| Task directions |
Go through the entries below and count the lines holding the word "LineaSmart". Reply with only the number, please.

| Records |
--*--
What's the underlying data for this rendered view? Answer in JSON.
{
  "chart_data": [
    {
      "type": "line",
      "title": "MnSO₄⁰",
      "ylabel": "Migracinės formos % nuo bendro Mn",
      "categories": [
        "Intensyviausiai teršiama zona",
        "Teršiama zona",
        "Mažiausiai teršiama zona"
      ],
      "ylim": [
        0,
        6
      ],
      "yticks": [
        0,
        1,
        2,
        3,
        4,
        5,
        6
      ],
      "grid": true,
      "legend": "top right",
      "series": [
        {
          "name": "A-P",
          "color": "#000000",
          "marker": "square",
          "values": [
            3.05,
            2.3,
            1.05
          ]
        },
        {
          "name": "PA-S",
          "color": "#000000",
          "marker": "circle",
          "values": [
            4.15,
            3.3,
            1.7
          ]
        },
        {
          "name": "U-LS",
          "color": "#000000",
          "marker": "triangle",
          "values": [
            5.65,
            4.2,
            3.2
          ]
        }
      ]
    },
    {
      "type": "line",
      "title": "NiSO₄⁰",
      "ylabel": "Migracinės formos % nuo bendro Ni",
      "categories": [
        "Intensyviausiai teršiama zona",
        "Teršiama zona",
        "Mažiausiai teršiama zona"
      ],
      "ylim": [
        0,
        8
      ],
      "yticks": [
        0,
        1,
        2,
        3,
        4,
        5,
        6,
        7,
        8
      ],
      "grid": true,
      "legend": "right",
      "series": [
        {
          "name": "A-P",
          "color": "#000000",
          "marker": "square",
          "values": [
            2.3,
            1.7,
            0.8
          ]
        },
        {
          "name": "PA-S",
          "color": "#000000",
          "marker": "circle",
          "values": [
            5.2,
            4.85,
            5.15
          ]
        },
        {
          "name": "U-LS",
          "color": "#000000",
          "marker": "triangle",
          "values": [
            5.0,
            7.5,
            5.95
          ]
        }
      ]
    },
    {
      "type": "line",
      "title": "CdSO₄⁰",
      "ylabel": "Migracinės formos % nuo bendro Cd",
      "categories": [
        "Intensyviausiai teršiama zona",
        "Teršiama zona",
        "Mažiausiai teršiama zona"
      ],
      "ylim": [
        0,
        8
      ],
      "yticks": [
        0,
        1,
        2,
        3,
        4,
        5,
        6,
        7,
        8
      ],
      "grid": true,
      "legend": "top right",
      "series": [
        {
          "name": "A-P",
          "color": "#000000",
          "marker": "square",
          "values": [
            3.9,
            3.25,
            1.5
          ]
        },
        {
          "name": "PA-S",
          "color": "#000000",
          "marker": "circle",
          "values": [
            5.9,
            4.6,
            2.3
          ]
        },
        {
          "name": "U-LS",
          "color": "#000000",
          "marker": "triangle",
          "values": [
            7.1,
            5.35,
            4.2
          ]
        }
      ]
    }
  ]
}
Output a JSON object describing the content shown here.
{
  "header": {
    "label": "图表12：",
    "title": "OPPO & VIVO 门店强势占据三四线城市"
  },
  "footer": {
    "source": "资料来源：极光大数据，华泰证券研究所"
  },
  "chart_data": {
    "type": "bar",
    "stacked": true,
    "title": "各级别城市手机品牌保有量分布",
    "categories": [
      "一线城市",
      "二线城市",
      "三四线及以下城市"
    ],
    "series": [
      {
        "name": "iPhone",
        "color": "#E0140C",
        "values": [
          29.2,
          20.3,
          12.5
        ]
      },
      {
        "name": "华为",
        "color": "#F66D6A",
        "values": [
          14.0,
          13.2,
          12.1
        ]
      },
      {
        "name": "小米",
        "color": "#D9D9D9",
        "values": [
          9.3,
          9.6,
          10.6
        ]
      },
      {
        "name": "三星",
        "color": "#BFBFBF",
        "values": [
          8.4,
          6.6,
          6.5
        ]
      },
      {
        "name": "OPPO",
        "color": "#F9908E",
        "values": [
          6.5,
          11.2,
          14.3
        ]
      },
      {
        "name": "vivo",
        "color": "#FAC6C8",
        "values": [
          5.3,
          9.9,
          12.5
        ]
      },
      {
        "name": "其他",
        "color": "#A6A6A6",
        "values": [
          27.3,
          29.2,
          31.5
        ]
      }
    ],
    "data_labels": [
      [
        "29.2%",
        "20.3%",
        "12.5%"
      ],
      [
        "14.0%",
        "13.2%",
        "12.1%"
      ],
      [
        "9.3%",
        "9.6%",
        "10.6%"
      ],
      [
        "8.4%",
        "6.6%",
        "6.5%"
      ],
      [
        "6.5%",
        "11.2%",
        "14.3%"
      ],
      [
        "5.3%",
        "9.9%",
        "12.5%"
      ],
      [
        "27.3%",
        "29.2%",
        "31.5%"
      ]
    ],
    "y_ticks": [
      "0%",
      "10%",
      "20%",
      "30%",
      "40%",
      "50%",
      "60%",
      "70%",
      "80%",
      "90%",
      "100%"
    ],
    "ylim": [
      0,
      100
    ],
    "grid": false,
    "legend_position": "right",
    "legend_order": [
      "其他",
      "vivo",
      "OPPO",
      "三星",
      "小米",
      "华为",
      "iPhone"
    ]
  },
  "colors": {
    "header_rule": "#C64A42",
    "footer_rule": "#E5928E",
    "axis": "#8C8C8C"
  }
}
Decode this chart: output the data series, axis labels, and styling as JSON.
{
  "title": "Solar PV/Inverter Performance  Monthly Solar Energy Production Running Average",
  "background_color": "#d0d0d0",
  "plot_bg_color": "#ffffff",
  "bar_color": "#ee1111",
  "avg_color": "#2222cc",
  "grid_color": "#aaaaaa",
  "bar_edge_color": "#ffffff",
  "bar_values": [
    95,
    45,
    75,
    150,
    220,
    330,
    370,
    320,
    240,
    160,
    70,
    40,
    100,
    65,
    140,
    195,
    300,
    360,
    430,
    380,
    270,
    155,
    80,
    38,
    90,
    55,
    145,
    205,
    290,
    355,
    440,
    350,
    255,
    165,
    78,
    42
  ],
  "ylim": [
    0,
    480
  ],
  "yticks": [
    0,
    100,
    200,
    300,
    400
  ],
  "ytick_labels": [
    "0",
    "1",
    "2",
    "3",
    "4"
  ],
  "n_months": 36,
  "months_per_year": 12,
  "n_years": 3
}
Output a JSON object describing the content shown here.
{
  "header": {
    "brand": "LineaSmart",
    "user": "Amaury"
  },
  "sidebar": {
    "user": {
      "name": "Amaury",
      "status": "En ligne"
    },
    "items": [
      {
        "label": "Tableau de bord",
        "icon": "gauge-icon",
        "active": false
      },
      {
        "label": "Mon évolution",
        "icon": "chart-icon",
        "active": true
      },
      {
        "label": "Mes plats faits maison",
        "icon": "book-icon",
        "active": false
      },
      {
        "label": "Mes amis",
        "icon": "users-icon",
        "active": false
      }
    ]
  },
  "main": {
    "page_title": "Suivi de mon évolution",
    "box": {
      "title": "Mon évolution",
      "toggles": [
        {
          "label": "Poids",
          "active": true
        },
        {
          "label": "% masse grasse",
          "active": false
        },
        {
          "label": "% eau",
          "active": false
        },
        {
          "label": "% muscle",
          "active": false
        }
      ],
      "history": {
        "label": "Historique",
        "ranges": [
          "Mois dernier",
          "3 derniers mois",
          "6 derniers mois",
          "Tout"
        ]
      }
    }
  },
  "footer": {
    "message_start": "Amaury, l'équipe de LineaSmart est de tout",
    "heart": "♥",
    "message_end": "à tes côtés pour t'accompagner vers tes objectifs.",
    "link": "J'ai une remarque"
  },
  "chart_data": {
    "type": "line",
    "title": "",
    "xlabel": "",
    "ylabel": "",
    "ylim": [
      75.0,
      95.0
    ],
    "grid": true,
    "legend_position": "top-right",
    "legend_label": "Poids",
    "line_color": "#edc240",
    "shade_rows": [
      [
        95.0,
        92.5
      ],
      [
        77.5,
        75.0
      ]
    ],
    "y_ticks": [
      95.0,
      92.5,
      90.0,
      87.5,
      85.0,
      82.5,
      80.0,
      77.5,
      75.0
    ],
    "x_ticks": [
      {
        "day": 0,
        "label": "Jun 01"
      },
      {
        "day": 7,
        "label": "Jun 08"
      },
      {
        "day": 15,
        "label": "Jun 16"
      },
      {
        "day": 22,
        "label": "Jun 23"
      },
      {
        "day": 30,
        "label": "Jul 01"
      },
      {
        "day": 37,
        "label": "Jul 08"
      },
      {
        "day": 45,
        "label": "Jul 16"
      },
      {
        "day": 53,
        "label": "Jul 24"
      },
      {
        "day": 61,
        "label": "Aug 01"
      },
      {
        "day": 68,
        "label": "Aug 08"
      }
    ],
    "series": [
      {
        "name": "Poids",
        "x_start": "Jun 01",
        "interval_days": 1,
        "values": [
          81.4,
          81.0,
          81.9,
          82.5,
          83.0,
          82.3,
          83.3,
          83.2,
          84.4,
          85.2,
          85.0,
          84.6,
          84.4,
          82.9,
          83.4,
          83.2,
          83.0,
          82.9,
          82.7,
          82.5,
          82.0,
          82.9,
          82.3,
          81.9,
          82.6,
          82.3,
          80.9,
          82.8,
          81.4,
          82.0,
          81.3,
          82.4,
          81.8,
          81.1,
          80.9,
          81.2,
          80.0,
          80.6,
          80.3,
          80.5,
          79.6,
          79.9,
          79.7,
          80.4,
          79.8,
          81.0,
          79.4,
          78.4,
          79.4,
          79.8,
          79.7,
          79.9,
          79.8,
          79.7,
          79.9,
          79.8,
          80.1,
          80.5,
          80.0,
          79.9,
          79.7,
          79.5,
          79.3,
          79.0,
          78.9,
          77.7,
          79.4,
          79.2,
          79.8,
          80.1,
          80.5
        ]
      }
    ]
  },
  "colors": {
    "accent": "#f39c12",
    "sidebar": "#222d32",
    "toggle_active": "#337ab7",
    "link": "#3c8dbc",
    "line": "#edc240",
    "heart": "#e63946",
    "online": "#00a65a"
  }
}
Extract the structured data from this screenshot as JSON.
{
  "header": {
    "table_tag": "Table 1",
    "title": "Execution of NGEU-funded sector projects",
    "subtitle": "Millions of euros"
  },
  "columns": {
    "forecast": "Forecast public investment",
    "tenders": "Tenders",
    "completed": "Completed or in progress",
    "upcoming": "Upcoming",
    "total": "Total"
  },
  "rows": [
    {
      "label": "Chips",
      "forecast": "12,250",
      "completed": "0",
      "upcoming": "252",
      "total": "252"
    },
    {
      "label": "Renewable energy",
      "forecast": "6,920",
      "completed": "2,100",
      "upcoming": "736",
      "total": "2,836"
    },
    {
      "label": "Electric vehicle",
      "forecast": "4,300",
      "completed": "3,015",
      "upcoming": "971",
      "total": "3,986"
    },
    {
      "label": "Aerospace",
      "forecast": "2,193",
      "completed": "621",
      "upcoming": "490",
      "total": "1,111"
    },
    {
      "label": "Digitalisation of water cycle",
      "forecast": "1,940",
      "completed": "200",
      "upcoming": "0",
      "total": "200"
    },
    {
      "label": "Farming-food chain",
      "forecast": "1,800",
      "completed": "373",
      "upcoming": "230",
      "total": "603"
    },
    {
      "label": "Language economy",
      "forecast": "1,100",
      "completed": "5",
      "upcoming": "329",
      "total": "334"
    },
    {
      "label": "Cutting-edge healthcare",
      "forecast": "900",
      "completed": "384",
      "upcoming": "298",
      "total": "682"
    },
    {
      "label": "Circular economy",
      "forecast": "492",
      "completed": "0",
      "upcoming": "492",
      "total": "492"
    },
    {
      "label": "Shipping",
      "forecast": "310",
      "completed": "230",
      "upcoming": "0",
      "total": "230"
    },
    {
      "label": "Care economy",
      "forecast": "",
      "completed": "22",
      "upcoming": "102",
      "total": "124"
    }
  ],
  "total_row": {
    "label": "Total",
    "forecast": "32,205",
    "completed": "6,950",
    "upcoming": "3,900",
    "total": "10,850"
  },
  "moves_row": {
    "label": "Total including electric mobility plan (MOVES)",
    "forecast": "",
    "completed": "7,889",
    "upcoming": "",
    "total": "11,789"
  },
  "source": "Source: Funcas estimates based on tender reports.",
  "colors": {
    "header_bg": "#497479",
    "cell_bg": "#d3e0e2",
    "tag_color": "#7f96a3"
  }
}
--*--
| Task response |
2